*RECORDS*.
++++++++++++++++++++

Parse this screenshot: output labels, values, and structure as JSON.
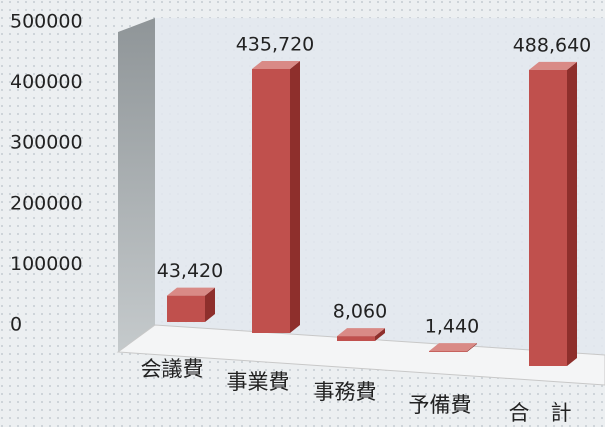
{
  "chart_data": {
    "type": "bar3d",
    "categories": [
      "会議費",
      "事業費",
      "事務費",
      "予備費",
      "合　計"
    ],
    "values": [
      43420,
      435720,
      8060,
      1440,
      488640
    ],
    "value_labels": [
      "43,420",
      "435,720",
      "8,060",
      "1,440",
      "488,640"
    ],
    "color": "#c0504d",
    "ylim": [
      0,
      500000
    ],
    "yticks": [
      0,
      100000,
      200000,
      300000,
      400000,
      500000
    ]
  }
}
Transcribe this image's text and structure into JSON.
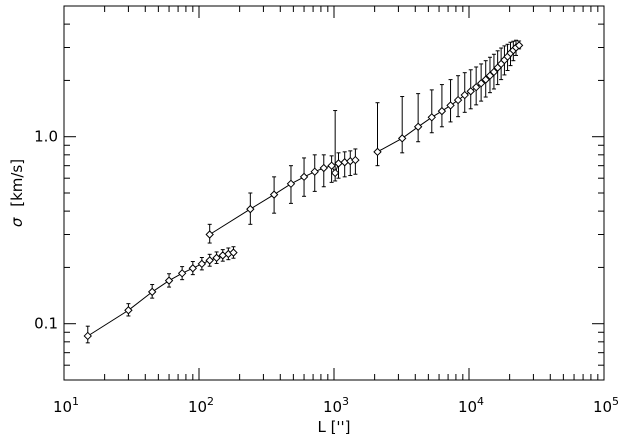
{
  "chart_data": {
    "type": "scatter",
    "xscale": "log",
    "yscale": "log",
    "xlim": [
      10,
      100000
    ],
    "ylim": [
      0.05,
      5
    ],
    "grid": false,
    "xlabel": "L ['']",
    "ylabel_symbol": "σ",
    "ylabel": "[km/s]",
    "xtick_labels": [
      {
        "base": "10",
        "exp": "1",
        "value": 10
      },
      {
        "base": "10",
        "exp": "2",
        "value": 100
      },
      {
        "base": "10",
        "exp": "3",
        "value": 1000
      },
      {
        "base": "10",
        "exp": "4",
        "value": 10000
      },
      {
        "base": "10",
        "exp": "5",
        "value": 100000
      }
    ],
    "ytick_labels": [
      {
        "label": "0.1",
        "value": 0.1
      },
      {
        "label": "1.0",
        "value": 1.0
      }
    ],
    "series": [
      {
        "points": [
          {
            "x": 15,
            "y": 0.086,
            "ylo": 0.079,
            "yhi": 0.097
          },
          {
            "x": 30,
            "y": 0.118,
            "ylo": 0.11,
            "yhi": 0.128
          },
          {
            "x": 45,
            "y": 0.148,
            "ylo": 0.137,
            "yhi": 0.162
          },
          {
            "x": 60,
            "y": 0.17,
            "ylo": 0.157,
            "yhi": 0.185
          },
          {
            "x": 75,
            "y": 0.186,
            "ylo": 0.172,
            "yhi": 0.202
          },
          {
            "x": 90,
            "y": 0.198,
            "ylo": 0.183,
            "yhi": 0.215
          },
          {
            "x": 105,
            "y": 0.209,
            "ylo": 0.194,
            "yhi": 0.226
          },
          {
            "x": 120,
            "y": 0.218,
            "ylo": 0.203,
            "yhi": 0.235
          },
          {
            "x": 135,
            "y": 0.225,
            "ylo": 0.21,
            "yhi": 0.242
          },
          {
            "x": 150,
            "y": 0.232,
            "ylo": 0.216,
            "yhi": 0.249
          },
          {
            "x": 165,
            "y": 0.236,
            "ylo": 0.22,
            "yhi": 0.254
          },
          {
            "x": 180,
            "y": 0.24,
            "ylo": 0.224,
            "yhi": 0.258
          }
        ]
      },
      {
        "points": [
          {
            "x": 120,
            "y": 0.3,
            "ylo": 0.27,
            "yhi": 0.34
          },
          {
            "x": 240,
            "y": 0.41,
            "ylo": 0.34,
            "yhi": 0.5
          },
          {
            "x": 360,
            "y": 0.49,
            "ylo": 0.39,
            "yhi": 0.61
          },
          {
            "x": 480,
            "y": 0.56,
            "ylo": 0.44,
            "yhi": 0.7
          },
          {
            "x": 600,
            "y": 0.61,
            "ylo": 0.48,
            "yhi": 0.77
          },
          {
            "x": 720,
            "y": 0.65,
            "ylo": 0.51,
            "yhi": 0.8
          },
          {
            "x": 840,
            "y": 0.68,
            "ylo": 0.54,
            "yhi": 0.8
          },
          {
            "x": 960,
            "y": 0.7,
            "ylo": 0.57,
            "yhi": 0.79
          },
          {
            "x": 1020,
            "y": 0.64,
            "ylo": 0.58,
            "yhi": 1.38
          },
          {
            "x": 1080,
            "y": 0.72,
            "ylo": 0.6,
            "yhi": 0.82
          },
          {
            "x": 1200,
            "y": 0.73,
            "ylo": 0.61,
            "yhi": 0.83
          },
          {
            "x": 1320,
            "y": 0.74,
            "ylo": 0.62,
            "yhi": 0.84
          },
          {
            "x": 1440,
            "y": 0.75,
            "ylo": 0.63,
            "yhi": 0.86
          }
        ]
      },
      {
        "points": [
          {
            "x": 2100,
            "y": 0.83,
            "ylo": 0.7,
            "yhi": 1.52
          },
          {
            "x": 3200,
            "y": 0.98,
            "ylo": 0.82,
            "yhi": 1.64
          },
          {
            "x": 4200,
            "y": 1.13,
            "ylo": 0.94,
            "yhi": 1.7
          },
          {
            "x": 5300,
            "y": 1.27,
            "ylo": 1.05,
            "yhi": 1.78
          },
          {
            "x": 6300,
            "y": 1.37,
            "ylo": 1.13,
            "yhi": 1.9
          },
          {
            "x": 7300,
            "y": 1.47,
            "ylo": 1.2,
            "yhi": 2.02
          },
          {
            "x": 8300,
            "y": 1.57,
            "ylo": 1.28,
            "yhi": 2.12
          },
          {
            "x": 9300,
            "y": 1.67,
            "ylo": 1.35,
            "yhi": 2.2
          },
          {
            "x": 10300,
            "y": 1.75,
            "ylo": 1.41,
            "yhi": 2.28
          },
          {
            "x": 11300,
            "y": 1.84,
            "ylo": 1.48,
            "yhi": 2.36
          },
          {
            "x": 12300,
            "y": 1.93,
            "ylo": 1.55,
            "yhi": 2.45
          },
          {
            "x": 13300,
            "y": 2.02,
            "ylo": 1.63,
            "yhi": 2.55
          },
          {
            "x": 14300,
            "y": 2.12,
            "ylo": 1.72,
            "yhi": 2.66
          },
          {
            "x": 15300,
            "y": 2.22,
            "ylo": 1.8,
            "yhi": 2.76
          },
          {
            "x": 16300,
            "y": 2.34,
            "ylo": 1.9,
            "yhi": 2.88
          },
          {
            "x": 17300,
            "y": 2.45,
            "ylo": 2.02,
            "yhi": 2.98
          },
          {
            "x": 18300,
            "y": 2.57,
            "ylo": 2.14,
            "yhi": 3.06
          },
          {
            "x": 19300,
            "y": 2.68,
            "ylo": 2.26,
            "yhi": 3.12
          },
          {
            "x": 20300,
            "y": 2.8,
            "ylo": 2.4,
            "yhi": 3.2
          },
          {
            "x": 21300,
            "y": 2.9,
            "ylo": 2.55,
            "yhi": 3.24
          },
          {
            "x": 22300,
            "y": 3.0,
            "ylo": 2.72,
            "yhi": 3.28
          },
          {
            "x": 23500,
            "y": 3.08,
            "ylo": 2.95,
            "yhi": 3.25
          }
        ]
      }
    ]
  }
}
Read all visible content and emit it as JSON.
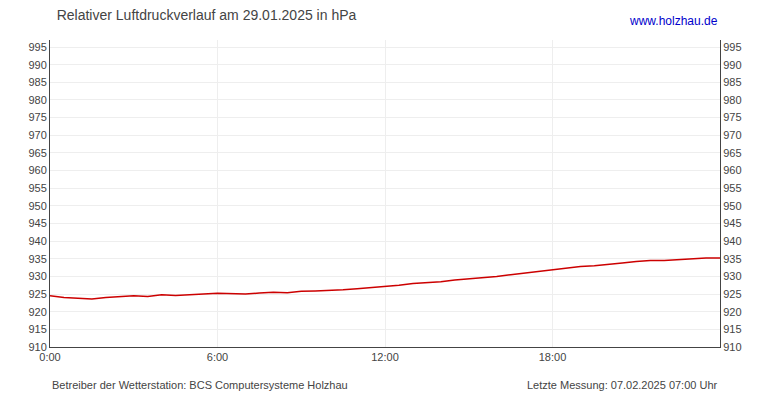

++++++++++++++++++++

*SET PROBLEM*.
Indicate how many lines of the material contain the string "this", giving the number and nothing more.

*FINISHED TASK*.
2